The input:
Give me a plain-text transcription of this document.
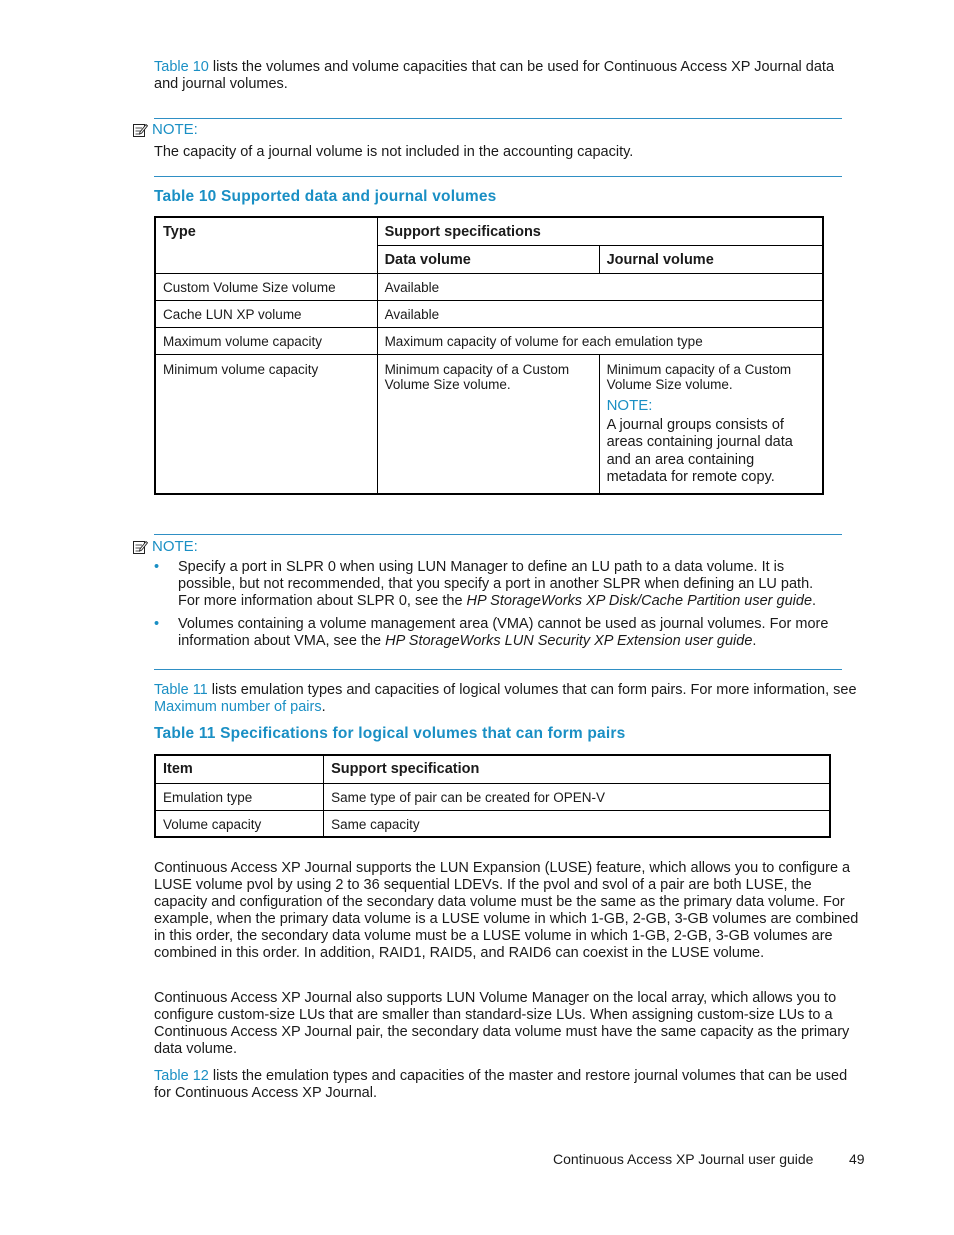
Table 10 lists the volumes and volume capacities that can be used for Continuous Access XP Journal data and journal volumes.

NOTE:

The capacity of a journal volume is not included in the accounting capacity.

Table 10 Supported data and journal volumes
Type	Support specifications	
	Data volume	Journal volume
Custom Volume Size volume	Available	
Cache LUN XP volume	Available	
Maximum volume capacity	Maximum capacity of volume for each emulation type	
Minimum volume capacity	Minimum capacity of a Custom Volume Size volume.	Minimum capacity of a Custom Volume Size volume.
NOTE:
A journal groups consists of areas containing journal data and an area containing metadata for remote copy.
NOTE:
• Specify a port in SLPR 0 when using LUN Manager to define an LU path to a data volume. It is possible, but not recommended, that you specify a port in another SLPR when defining an LU path. For more information about SLPR 0, see the HP StorageWorks XP Disk/Cache Partition user guide.
• Volumes containing a volume management area (VMA) cannot be used as journal volumes. For more information about VMA, see the HP StorageWorks LUN Security XP Extension user guide.

Table 11 lists emulation types and capacities of logical volumes that can form pairs. For more information, see Maximum number of pairs.

Table 11 Specifications for logical volumes that can form pairs
Item	Support specification
Emulation type	Same type of pair can be created for OPEN-V
Volume capacity	Same capacity

Continuous Access XP Journal supports the LUN Expansion (LUSE) feature, which allows you to configure a LUSE volume pvol by using 2 to 36 sequential LDEVs. If the pvol and svol of a pair are both LUSE, the capacity and configuration of the secondary data volume must be the same as the primary data volume. For example, when the primary data volume is a LUSE volume in which 1-GB, 2-GB, 3-GB volumes are combined in this order, the secondary data volume must be a LUSE volume in which 1-GB, 2-GB, 3-GB volumes are combined in this order. In addition, RAID1, RAID5, and RAID6 can coexist in the LUSE volume.

Continuous Access XP Journal also supports LUN Volume Manager on the local array, which allows you to configure custom-size LUs that are smaller than standard-size LUs. When assigning custom-size LUs to a Continuous Access XP Journal pair, the secondary data volume must have the same capacity as the primary data volume.

Table 12 lists the emulation types and capacities of the master and restore journal volumes that can be used for Continuous Access XP Journal.

Continuous Access XP Journal user guide	49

Task to complete: Scan the material for lines with the word "Available", and copy each line you find.

Solution to this task:
Custom Volume Size volume	Available	
Cache LUN XP volume	Available	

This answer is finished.